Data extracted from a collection
┌──

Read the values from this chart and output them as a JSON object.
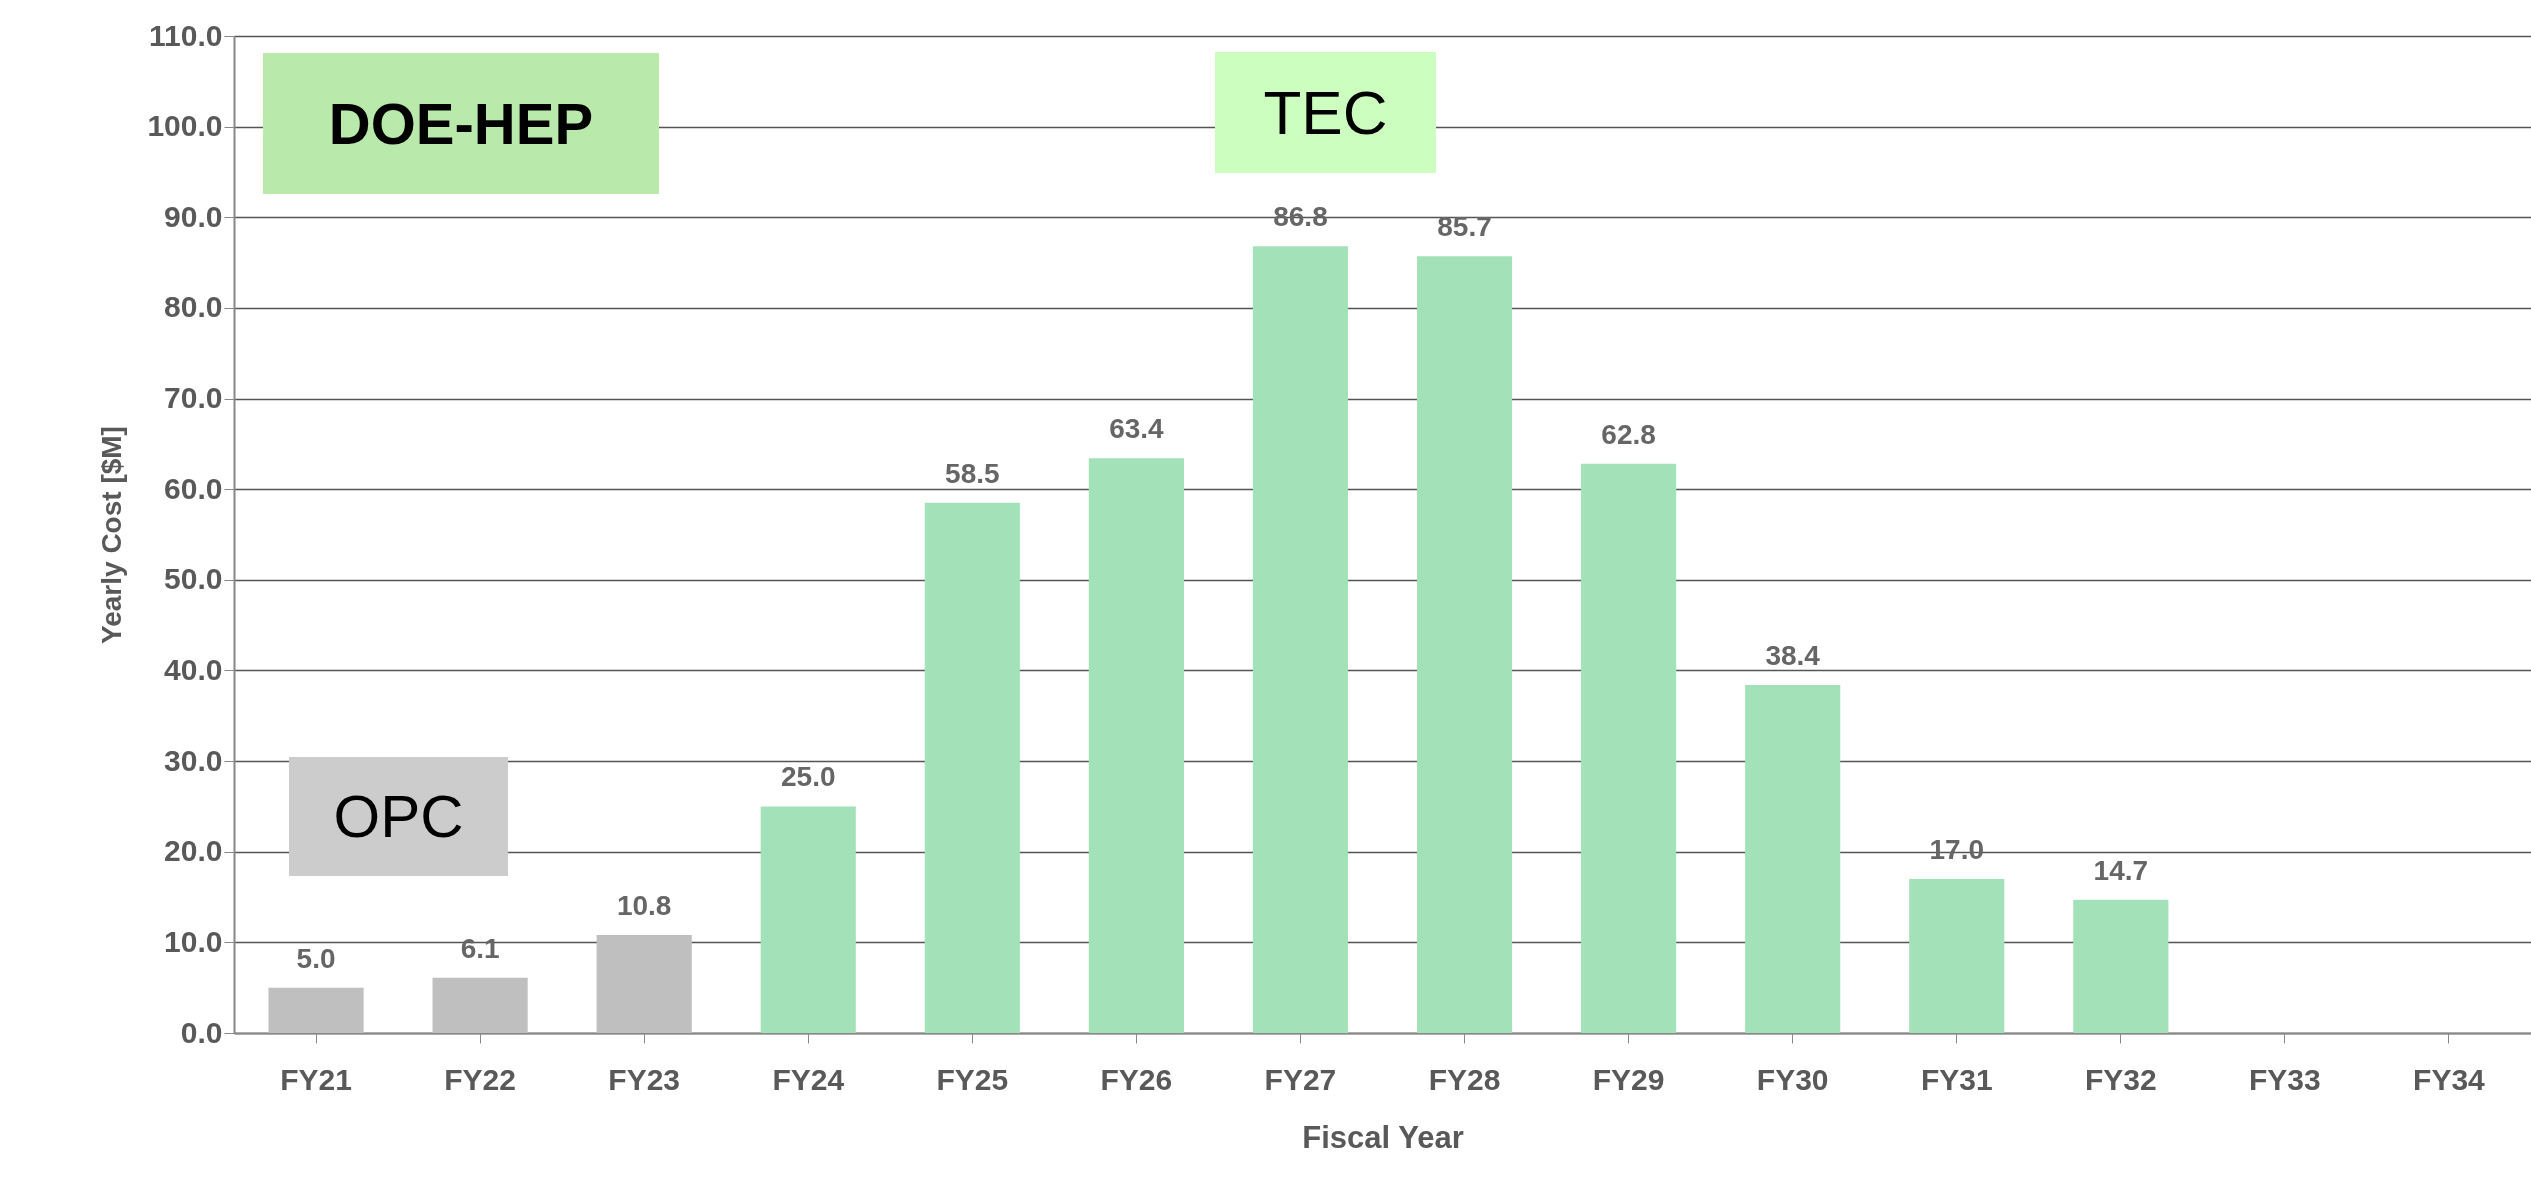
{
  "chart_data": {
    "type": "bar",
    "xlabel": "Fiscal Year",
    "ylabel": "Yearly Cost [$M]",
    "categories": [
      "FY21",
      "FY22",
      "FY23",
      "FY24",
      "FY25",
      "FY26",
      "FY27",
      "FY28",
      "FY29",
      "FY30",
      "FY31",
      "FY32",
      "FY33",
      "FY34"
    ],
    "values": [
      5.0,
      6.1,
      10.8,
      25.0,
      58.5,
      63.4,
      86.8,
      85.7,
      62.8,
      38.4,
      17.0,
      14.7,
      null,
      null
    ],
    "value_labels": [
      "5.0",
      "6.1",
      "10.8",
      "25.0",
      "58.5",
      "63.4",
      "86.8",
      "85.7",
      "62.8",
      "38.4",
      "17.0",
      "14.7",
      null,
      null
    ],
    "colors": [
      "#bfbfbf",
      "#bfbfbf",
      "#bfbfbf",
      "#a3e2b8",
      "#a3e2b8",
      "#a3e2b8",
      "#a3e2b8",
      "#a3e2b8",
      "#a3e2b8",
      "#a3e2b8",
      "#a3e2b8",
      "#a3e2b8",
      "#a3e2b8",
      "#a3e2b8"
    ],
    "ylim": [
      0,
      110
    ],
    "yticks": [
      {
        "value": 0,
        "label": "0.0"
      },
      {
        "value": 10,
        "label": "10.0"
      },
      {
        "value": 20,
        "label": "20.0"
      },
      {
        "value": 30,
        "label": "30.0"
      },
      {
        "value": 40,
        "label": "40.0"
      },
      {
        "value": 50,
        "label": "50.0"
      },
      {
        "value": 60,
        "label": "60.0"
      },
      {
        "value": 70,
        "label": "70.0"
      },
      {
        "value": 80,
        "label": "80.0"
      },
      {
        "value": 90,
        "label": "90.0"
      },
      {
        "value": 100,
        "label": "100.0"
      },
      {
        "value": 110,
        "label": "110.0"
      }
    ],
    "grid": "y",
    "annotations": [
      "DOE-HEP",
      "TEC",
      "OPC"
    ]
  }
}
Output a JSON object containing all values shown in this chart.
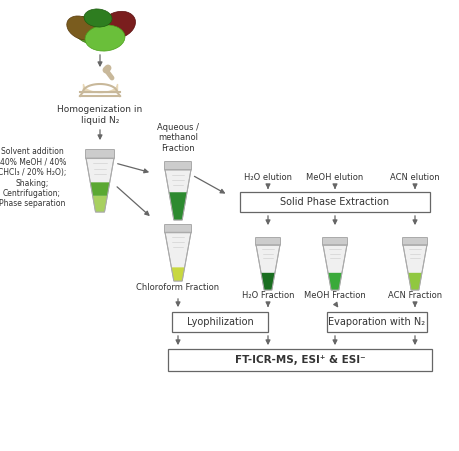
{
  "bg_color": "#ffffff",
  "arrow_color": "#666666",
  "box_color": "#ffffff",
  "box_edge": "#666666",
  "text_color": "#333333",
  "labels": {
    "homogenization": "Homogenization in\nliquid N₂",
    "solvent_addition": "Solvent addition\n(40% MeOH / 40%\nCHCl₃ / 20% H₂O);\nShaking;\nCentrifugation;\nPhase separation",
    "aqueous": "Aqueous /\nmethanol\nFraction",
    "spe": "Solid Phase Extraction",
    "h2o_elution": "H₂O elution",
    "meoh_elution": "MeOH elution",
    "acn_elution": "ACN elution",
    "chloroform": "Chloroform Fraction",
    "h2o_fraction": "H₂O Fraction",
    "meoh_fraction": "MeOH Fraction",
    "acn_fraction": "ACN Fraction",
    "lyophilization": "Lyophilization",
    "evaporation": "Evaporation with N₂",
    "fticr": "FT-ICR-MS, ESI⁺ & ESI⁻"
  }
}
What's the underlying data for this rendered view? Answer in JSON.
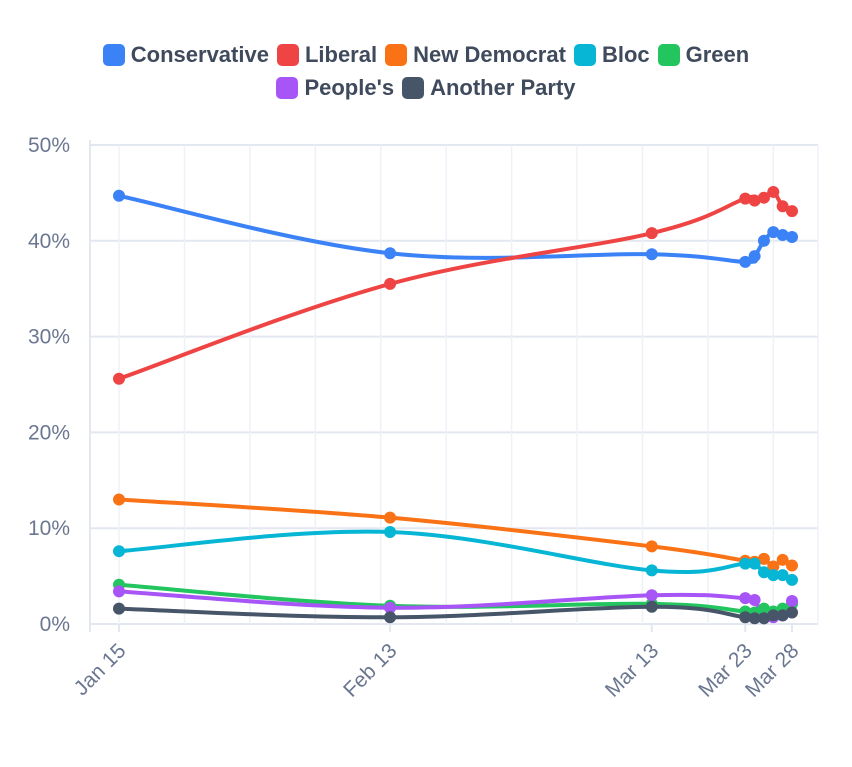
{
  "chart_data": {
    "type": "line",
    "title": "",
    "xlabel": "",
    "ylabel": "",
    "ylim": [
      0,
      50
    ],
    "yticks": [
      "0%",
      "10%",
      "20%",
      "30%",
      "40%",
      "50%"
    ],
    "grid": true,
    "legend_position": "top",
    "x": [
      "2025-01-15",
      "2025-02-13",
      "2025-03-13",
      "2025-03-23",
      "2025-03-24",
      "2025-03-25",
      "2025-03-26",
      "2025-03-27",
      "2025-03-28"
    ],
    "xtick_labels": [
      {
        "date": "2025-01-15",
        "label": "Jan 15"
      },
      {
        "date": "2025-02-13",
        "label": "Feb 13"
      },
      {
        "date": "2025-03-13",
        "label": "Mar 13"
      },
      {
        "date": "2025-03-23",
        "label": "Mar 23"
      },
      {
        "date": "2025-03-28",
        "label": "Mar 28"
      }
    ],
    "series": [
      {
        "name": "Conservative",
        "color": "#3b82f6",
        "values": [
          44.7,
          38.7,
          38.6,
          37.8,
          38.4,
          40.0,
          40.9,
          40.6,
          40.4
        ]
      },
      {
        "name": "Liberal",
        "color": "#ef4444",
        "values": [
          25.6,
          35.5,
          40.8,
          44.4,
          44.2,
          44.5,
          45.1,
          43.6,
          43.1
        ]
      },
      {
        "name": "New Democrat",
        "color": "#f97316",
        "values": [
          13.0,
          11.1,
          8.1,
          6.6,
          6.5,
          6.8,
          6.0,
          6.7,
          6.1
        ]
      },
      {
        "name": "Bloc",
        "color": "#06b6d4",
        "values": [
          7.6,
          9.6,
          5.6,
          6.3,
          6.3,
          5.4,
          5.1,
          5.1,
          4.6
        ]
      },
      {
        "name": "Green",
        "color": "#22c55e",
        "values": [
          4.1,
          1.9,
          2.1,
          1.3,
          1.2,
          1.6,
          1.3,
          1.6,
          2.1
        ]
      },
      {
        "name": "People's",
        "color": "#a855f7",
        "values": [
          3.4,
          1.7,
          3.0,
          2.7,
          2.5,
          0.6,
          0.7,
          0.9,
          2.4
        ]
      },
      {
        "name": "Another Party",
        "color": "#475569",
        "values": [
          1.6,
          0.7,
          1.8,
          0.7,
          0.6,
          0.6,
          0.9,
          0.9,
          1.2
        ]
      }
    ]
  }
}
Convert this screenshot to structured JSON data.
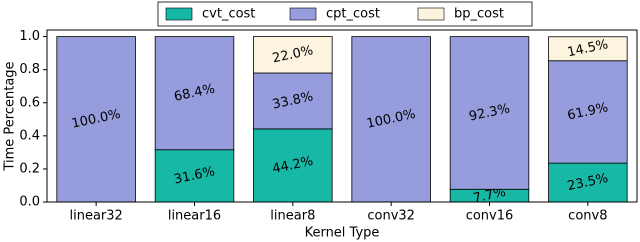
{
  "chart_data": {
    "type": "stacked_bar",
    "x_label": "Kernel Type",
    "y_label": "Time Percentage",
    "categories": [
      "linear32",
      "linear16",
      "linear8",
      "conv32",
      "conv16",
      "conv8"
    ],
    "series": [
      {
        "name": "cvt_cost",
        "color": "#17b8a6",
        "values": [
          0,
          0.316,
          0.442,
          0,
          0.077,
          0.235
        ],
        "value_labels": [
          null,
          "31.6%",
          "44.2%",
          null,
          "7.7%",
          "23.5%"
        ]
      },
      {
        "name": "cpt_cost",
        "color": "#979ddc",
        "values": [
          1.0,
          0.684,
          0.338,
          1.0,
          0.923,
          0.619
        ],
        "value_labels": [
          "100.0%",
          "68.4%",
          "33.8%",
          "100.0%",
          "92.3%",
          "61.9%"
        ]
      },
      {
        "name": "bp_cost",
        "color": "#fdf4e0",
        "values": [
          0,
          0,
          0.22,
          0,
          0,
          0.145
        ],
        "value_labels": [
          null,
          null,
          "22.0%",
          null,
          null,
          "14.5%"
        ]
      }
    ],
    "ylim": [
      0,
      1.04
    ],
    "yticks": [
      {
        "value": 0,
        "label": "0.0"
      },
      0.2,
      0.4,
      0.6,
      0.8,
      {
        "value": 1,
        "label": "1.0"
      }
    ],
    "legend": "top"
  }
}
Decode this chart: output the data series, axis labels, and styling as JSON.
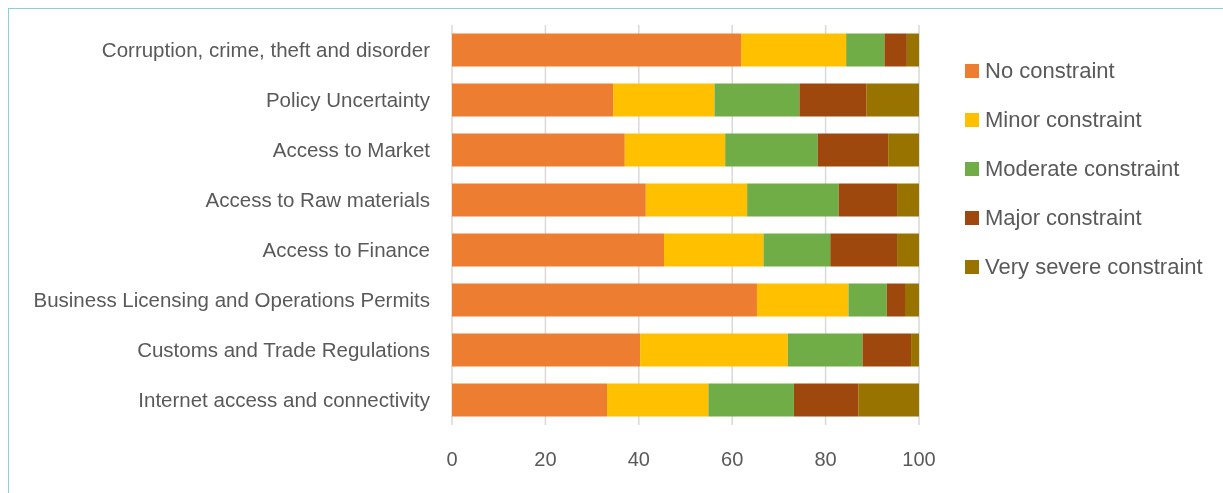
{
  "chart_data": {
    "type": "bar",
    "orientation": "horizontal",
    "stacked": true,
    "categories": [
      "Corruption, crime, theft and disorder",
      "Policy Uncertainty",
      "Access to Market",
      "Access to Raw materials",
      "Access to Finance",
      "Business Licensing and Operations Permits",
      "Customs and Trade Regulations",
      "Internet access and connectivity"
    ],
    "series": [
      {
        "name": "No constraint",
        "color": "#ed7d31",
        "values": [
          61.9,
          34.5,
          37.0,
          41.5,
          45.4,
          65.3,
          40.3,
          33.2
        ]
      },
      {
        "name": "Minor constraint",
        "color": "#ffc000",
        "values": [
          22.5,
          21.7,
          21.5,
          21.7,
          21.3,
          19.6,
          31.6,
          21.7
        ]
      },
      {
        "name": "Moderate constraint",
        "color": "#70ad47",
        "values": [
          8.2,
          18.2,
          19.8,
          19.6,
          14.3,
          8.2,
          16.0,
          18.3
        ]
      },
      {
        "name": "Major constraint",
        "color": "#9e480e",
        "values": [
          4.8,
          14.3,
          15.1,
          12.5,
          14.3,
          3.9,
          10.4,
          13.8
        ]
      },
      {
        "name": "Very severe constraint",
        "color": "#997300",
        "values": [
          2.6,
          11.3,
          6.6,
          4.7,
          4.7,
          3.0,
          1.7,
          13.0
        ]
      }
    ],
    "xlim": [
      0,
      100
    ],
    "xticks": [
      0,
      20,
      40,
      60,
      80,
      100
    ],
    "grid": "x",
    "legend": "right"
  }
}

└──

## [Instructions to follow]
Scan the data above; copy every line where "constraint" appears.

## [Output]
        "name": "No constraint",
        "name": "Minor constraint",
        "name": "Moderate constraint",
        "name": "Major constraint",
        "name": "Very severe constraint",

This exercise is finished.